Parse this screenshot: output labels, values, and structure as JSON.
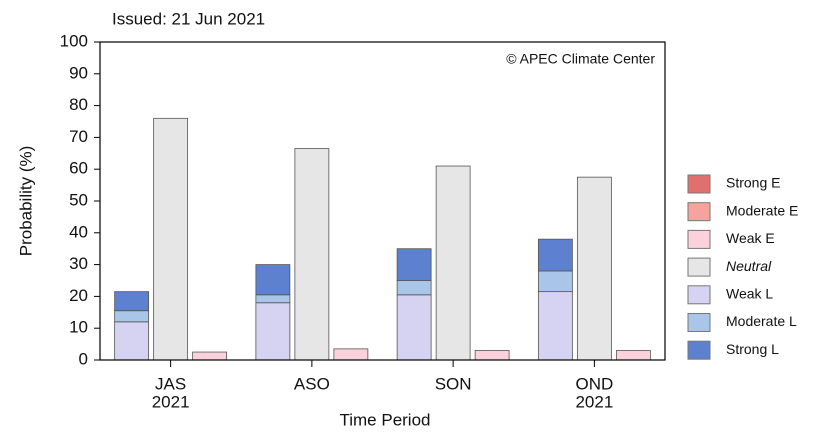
{
  "chart_data": {
    "type": "grouped_stacked_bar",
    "title": "Issued: 21 Jun 2021",
    "annotation": "© APEC Climate Center",
    "x_label": "Time Period",
    "y_label": "Probability (%)",
    "categories": [
      "JAS",
      "ASO",
      "SON",
      "OND"
    ],
    "category_years": [
      "2021",
      null,
      null,
      "2021"
    ],
    "ylim": [
      0,
      100
    ],
    "yticks": [
      0,
      10,
      20,
      30,
      40,
      50,
      60,
      70,
      80,
      90,
      100
    ],
    "series": [
      {
        "name": "Strong E",
        "color": "#e07070",
        "group": 2,
        "values": [
          0,
          0,
          0,
          0
        ]
      },
      {
        "name": "Moderate E",
        "color": "#f5a39c",
        "group": 2,
        "values": [
          0,
          0,
          0,
          0
        ]
      },
      {
        "name": "Weak E",
        "color": "#fbd2dc",
        "group": 2,
        "values": [
          2.5,
          3.5,
          3,
          3
        ]
      },
      {
        "name": "Neutral",
        "color": "#e6e6e6",
        "group": 1,
        "values": [
          76,
          66.5,
          61,
          57.5
        ]
      },
      {
        "name": "Weak L",
        "color": "#d6d2f2",
        "group": 0,
        "values": [
          12,
          18,
          20.5,
          21.5
        ]
      },
      {
        "name": "Moderate L",
        "color": "#a9c5e8",
        "group": 0,
        "values": [
          3.5,
          2.5,
          4.5,
          6.5
        ]
      },
      {
        "name": "Strong L",
        "color": "#5d80cf",
        "group": 0,
        "values": [
          6,
          9.5,
          10,
          10
        ]
      }
    ]
  }
}
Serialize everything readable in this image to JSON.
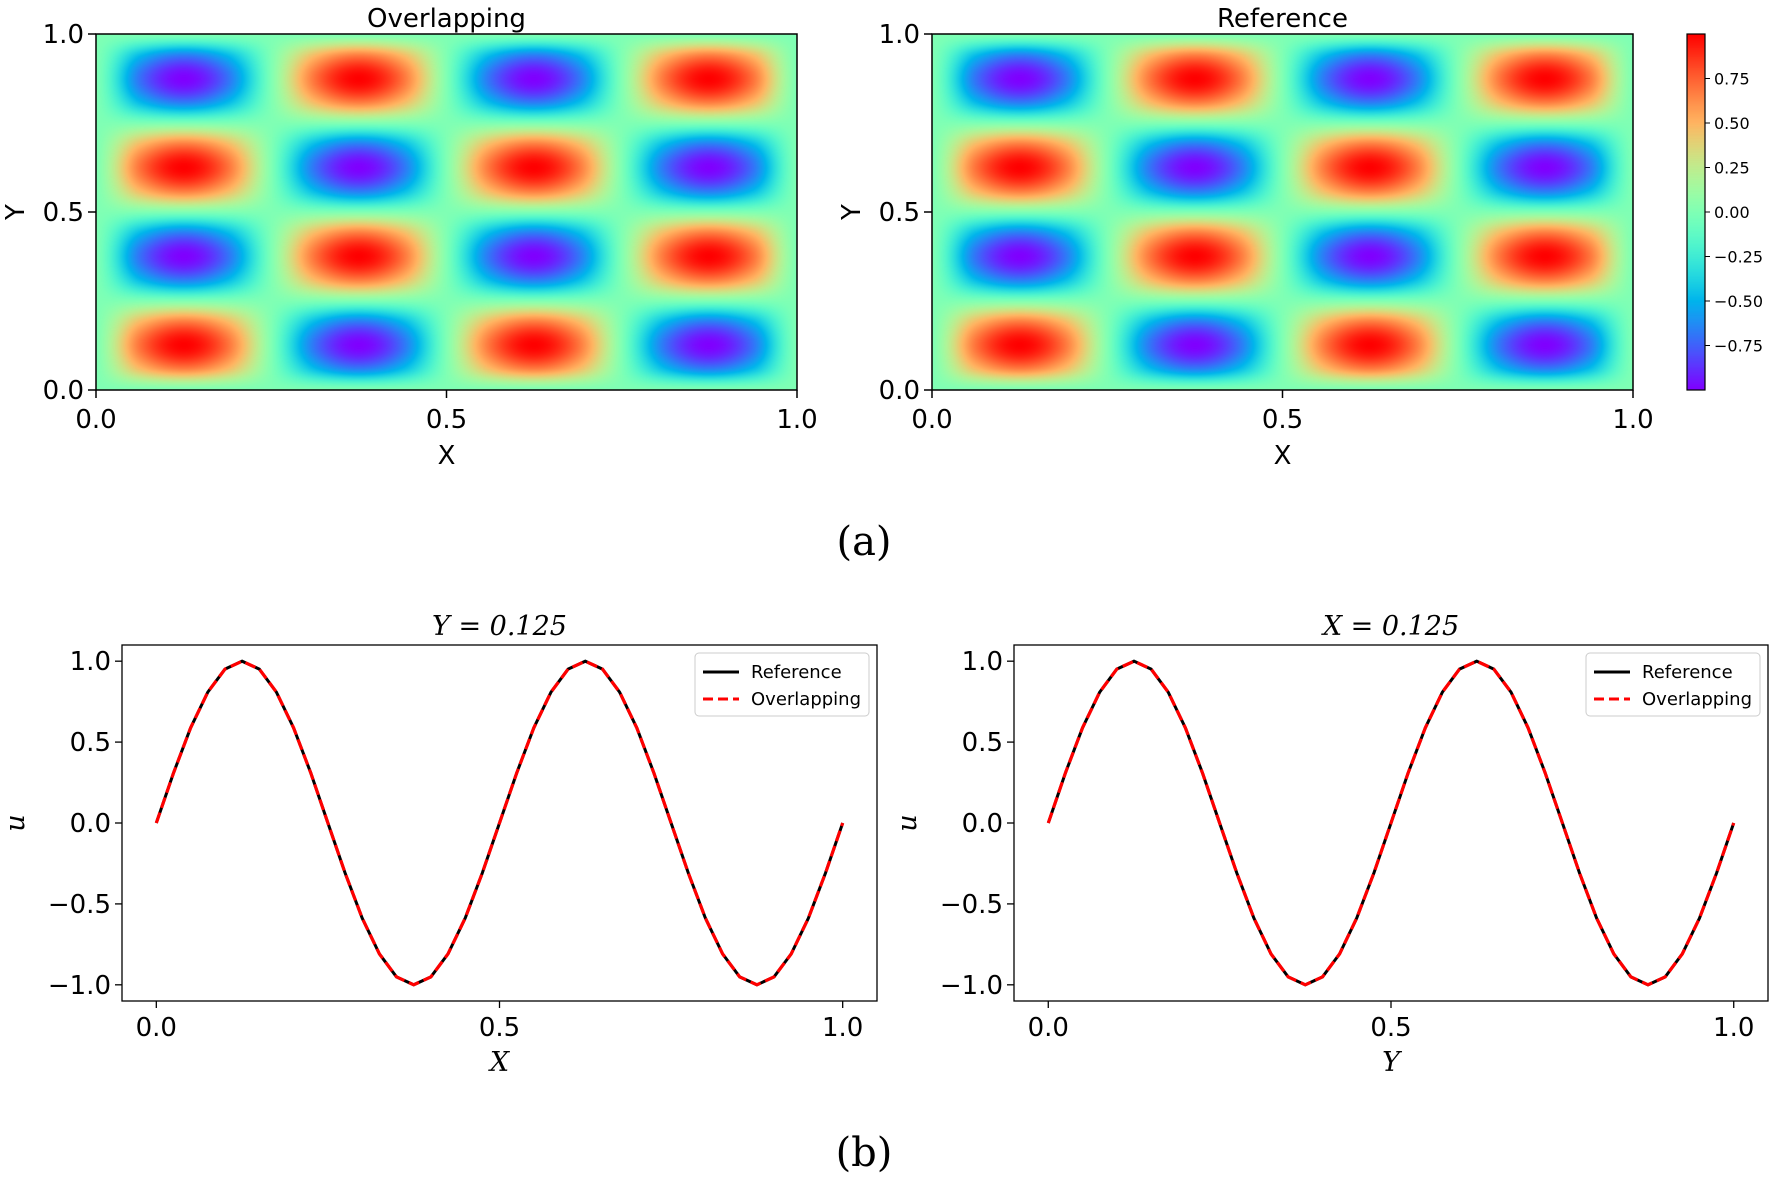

* _Problem to solve_:
Write out the whole listing exactly, and drop the pictures.

* _Exercise response_:
Parse this screenshot: output labels, values, and structure as JSON.
{
  "chart_data": {
    "type": "grouped_stacked_bar",
    "title": "Issued: 21 Jun 2021",
    "annotation": "© APEC Climate Center",
    "x_label": "Time Period",
    "y_label": "Probability (%)",
    "categories": [
      "JAS",
      "ASO",
      "SON",
      "OND"
    ],
    "category_years": [
      "2021",
      null,
      null,
      "2021"
    ],
    "ylim": [
      0,
      100
    ],
    "yticks": [
      0,
      10,
      20,
      30,
      40,
      50,
      60,
      70,
      80,
      90,
      100
    ],
    "series": [
      {
        "name": "Strong E",
        "color": "#e07070",
        "group": 2,
        "values": [
          0,
          0,
          0,
          0
        ]
      },
      {
        "name": "Moderate E",
        "color": "#f5a39c",
        "group": 2,
        "values": [
          0,
          0,
          0,
          0
        ]
      },
      {
        "name": "Weak E",
        "color": "#fbd2dc",
        "group": 2,
        "values": [
          2.5,
          3.5,
          3,
          3
        ]
      },
      {
        "name": "Neutral",
        "color": "#e6e6e6",
        "group": 1,
        "values": [
          76,
          66.5,
          61,
          57.5
        ]
      },
      {
        "name": "Weak L",
        "color": "#d6d2f2",
        "group": 0,
        "values": [
          12,
          18,
          20.5,
          21.5
        ]
      },
      {
        "name": "Moderate L",
        "color": "#a9c5e8",
        "group": 0,
        "values": [
          3.5,
          2.5,
          4.5,
          6.5
        ]
      },
      {
        "name": "Strong L",
        "color": "#5d80cf",
        "group": 0,
        "values": [
          6,
          9.5,
          10,
          10
        ]
      }
    ]
  }
}
Serialize everything readable in this image to JSON.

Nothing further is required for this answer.